(Task goal)
Report only the number of lines in the records that contain the word "notebook".
Begin Dataset
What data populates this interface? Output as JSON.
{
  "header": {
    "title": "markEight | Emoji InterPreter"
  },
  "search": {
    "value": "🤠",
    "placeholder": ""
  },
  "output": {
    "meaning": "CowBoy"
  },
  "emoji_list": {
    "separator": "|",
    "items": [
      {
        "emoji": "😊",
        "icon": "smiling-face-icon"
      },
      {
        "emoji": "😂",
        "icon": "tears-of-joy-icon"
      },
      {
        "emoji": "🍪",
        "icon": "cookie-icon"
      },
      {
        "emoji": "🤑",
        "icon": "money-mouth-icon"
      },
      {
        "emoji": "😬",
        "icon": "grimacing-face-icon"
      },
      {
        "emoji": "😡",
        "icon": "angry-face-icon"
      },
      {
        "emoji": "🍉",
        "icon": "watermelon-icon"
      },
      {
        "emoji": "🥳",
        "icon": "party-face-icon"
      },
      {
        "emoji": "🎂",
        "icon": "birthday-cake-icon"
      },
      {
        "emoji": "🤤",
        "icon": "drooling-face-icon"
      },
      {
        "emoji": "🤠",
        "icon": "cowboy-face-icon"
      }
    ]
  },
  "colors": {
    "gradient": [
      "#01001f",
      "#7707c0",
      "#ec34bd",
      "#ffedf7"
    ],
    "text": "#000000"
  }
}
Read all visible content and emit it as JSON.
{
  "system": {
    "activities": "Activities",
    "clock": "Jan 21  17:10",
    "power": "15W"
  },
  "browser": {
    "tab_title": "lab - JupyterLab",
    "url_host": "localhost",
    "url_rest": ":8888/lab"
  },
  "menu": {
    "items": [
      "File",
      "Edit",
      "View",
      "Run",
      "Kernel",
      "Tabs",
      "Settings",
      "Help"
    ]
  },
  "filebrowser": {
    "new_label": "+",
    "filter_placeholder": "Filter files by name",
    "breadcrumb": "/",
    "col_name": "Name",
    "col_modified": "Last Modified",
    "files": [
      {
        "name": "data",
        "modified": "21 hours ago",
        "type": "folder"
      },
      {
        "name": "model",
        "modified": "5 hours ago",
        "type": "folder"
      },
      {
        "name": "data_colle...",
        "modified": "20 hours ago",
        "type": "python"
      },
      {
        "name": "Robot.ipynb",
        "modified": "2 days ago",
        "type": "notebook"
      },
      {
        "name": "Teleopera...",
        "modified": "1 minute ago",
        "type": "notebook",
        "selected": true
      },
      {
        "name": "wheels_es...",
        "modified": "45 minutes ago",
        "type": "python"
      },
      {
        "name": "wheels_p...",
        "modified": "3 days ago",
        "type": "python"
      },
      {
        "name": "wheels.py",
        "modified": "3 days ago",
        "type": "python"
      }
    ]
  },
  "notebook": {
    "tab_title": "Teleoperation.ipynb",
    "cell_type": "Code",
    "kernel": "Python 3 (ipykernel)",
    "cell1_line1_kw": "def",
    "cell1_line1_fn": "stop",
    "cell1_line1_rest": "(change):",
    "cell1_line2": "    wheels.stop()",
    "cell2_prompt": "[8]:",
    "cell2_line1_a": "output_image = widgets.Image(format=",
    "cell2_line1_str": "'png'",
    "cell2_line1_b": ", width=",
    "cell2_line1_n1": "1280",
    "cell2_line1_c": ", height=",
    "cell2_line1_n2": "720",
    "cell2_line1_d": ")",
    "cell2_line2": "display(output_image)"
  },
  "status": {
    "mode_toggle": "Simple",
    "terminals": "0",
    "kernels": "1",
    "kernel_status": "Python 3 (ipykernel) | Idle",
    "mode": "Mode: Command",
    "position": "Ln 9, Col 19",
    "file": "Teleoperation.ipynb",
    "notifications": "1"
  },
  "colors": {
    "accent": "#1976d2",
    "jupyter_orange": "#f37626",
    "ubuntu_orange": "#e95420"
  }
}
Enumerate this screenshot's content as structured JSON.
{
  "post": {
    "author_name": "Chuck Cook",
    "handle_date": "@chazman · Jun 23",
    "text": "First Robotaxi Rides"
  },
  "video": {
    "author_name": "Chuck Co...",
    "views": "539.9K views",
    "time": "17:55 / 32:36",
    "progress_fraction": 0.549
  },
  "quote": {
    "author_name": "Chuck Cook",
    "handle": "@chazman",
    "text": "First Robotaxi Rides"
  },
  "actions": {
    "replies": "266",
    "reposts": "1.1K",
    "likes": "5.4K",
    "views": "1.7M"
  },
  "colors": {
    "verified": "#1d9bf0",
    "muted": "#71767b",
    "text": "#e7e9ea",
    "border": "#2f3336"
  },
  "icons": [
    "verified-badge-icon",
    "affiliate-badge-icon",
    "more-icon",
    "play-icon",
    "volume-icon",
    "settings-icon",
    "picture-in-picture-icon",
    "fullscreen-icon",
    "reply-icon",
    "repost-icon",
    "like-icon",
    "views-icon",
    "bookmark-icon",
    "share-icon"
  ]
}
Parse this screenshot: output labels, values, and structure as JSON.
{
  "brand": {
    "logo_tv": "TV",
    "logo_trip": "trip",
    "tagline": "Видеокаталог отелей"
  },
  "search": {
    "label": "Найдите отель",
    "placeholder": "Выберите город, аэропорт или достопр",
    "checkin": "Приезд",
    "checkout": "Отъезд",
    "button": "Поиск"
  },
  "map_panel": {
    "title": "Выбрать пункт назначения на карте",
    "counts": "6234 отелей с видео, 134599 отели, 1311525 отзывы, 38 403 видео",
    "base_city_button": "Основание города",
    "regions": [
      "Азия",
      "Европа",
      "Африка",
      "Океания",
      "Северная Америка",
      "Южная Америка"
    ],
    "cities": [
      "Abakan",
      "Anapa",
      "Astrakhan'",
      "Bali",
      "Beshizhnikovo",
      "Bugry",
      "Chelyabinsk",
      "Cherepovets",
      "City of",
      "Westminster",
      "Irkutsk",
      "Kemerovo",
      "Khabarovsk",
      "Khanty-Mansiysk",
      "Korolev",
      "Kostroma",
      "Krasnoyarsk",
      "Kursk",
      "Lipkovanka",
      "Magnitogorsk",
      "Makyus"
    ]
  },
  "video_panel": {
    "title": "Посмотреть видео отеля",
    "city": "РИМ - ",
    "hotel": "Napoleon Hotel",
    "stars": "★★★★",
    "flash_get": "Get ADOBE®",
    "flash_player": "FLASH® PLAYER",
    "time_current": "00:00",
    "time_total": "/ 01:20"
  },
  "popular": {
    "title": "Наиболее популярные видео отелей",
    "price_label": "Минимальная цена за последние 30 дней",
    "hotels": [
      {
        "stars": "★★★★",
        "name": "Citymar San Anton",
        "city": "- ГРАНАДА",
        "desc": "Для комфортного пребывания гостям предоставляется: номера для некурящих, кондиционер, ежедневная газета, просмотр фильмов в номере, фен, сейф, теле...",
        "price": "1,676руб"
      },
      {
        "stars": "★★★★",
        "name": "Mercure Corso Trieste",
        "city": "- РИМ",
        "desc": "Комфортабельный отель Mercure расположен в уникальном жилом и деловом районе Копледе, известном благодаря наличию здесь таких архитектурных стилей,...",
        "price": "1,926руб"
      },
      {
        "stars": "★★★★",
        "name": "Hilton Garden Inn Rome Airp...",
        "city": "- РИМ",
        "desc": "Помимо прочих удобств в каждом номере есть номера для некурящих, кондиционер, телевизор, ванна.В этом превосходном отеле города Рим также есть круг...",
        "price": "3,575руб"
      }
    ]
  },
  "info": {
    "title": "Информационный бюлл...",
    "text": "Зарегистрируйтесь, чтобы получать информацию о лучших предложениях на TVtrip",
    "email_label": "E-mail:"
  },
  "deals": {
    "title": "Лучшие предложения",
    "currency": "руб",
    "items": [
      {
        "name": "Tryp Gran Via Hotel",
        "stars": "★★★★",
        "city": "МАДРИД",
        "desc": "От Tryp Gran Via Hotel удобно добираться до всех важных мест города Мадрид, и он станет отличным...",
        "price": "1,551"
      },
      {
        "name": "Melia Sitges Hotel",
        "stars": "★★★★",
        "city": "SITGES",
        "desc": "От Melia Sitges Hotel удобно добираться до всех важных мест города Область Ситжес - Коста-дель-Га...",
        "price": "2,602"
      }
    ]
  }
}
End Dataset
(Exercise result)
3